In the material below, the lines containing the word "Western" are required; copy each of them.
------------
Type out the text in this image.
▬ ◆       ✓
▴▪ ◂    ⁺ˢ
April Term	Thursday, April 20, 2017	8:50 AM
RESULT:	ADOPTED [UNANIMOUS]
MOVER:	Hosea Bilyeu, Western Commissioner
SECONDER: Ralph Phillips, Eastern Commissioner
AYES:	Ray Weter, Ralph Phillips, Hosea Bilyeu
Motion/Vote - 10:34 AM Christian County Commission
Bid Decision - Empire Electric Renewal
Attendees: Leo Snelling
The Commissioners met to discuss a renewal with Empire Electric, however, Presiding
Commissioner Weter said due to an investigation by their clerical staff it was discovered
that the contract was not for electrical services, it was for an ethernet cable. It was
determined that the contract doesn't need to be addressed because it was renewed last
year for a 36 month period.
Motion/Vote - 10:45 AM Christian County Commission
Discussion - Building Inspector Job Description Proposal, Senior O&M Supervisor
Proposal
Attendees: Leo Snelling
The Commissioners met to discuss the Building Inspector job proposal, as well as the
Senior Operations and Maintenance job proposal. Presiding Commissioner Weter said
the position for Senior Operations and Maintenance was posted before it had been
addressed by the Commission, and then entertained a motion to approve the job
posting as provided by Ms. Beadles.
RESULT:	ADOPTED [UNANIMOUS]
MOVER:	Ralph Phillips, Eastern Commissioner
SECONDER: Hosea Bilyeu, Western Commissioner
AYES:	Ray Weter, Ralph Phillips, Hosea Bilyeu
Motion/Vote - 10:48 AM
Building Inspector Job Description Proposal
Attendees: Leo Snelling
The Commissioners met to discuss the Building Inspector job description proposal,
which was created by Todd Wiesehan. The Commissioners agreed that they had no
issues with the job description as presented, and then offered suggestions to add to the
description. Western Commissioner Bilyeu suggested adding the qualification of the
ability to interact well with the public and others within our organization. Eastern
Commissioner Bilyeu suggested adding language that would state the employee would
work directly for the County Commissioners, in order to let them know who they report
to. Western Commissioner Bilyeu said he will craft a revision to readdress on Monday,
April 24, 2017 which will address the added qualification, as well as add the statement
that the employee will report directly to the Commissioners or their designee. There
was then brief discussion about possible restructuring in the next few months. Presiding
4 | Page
------------
Result of this task ::
MOVER:	Hosea Bilyeu, Western Commissioner
SECONDER: Hosea Bilyeu, Western Commissioner
description. Western Commissioner Bilyeu suggested adding the qualification of the
to. Western Commissioner Bilyeu said he will craft a revision to readdress on Monday,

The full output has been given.